Raw records
▬▬▬▬▬▬

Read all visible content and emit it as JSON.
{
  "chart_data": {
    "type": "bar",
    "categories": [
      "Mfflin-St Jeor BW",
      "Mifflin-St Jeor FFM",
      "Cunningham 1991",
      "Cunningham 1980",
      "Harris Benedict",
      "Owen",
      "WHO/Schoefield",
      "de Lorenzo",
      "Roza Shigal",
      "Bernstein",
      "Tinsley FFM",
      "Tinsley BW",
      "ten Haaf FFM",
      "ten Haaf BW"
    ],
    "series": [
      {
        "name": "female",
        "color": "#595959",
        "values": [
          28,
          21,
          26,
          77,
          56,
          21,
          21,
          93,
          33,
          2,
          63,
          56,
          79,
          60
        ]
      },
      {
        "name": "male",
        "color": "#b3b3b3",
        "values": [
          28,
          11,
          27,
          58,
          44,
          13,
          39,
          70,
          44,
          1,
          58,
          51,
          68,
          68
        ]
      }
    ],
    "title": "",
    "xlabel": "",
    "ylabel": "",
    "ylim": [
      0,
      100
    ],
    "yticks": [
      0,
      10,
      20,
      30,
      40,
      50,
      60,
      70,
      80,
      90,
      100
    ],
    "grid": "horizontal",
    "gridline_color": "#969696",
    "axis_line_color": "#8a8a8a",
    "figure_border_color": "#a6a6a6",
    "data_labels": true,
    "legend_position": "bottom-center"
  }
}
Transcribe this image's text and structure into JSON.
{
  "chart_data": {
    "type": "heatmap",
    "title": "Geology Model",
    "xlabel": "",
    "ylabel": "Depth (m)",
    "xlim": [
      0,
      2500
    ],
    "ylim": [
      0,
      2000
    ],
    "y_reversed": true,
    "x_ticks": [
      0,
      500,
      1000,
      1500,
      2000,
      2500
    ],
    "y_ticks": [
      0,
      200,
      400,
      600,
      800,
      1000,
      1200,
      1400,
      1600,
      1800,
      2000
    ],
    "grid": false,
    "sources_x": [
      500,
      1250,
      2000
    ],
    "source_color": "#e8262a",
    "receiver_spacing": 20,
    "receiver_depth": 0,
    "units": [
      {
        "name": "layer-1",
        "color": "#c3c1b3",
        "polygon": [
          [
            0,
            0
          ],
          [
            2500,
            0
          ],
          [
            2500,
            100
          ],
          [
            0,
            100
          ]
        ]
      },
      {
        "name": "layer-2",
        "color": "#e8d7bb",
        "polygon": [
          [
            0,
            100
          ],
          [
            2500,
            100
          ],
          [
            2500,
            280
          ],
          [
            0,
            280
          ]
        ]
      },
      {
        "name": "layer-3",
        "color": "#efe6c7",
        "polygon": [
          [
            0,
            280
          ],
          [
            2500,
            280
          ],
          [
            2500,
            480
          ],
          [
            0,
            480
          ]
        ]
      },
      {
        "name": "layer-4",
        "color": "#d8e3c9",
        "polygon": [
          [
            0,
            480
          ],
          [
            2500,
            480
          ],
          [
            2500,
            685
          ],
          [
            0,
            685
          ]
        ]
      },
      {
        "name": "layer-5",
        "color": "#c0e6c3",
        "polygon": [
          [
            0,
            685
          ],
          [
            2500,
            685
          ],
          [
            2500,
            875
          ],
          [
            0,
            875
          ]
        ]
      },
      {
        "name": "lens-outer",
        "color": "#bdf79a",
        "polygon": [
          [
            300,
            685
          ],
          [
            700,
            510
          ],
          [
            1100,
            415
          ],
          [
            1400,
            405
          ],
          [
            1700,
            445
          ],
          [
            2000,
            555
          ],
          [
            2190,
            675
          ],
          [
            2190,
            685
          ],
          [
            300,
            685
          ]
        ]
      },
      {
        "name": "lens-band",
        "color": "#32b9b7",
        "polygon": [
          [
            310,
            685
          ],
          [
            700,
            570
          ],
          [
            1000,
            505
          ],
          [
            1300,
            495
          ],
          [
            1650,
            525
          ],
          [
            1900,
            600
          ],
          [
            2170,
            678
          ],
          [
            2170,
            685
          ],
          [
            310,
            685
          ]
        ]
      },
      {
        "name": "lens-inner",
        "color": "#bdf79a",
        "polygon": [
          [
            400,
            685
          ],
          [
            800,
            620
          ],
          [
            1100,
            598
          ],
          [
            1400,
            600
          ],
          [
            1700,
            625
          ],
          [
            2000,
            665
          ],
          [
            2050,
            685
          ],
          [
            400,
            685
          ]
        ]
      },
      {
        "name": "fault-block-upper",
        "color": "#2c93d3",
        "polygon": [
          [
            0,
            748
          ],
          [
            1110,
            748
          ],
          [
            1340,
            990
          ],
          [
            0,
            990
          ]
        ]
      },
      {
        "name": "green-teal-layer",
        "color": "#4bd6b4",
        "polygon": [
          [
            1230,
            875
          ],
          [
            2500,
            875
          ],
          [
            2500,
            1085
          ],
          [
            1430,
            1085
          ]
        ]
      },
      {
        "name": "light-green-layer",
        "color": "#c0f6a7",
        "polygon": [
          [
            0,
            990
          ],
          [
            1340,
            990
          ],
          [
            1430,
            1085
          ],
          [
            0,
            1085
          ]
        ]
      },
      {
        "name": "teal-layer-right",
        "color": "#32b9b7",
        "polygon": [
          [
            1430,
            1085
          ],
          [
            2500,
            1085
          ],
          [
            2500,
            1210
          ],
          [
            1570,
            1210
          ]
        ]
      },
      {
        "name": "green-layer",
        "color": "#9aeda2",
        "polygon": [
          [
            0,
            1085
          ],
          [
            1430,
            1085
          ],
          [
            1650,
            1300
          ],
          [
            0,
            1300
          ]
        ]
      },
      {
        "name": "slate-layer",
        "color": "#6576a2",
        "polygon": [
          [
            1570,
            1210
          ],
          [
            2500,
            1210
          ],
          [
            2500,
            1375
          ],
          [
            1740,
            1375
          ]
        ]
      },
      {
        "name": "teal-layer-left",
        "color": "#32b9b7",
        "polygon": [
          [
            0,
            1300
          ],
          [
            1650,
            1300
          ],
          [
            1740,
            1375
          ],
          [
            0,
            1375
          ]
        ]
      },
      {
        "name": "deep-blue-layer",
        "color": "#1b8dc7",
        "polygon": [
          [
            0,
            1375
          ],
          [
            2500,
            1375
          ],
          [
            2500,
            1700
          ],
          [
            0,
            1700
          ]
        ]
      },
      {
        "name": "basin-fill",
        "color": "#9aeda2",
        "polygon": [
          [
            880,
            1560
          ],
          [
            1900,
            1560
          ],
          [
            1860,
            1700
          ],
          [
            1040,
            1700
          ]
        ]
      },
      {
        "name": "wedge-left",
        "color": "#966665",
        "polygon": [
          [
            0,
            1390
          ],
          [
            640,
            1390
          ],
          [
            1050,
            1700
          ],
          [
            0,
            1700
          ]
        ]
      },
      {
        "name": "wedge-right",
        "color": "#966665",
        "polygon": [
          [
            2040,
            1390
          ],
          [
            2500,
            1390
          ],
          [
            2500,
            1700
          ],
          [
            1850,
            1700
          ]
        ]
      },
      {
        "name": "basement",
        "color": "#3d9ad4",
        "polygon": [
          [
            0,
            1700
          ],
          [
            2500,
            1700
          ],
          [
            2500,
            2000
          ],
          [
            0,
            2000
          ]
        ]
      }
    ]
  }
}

▬▬▬▬▬▬

Which lines include the word "green"? List them all.

Reply to the task:
        "name": "green-teal-layer",
        "name": "light-green-layer",
        "name": "green-layer",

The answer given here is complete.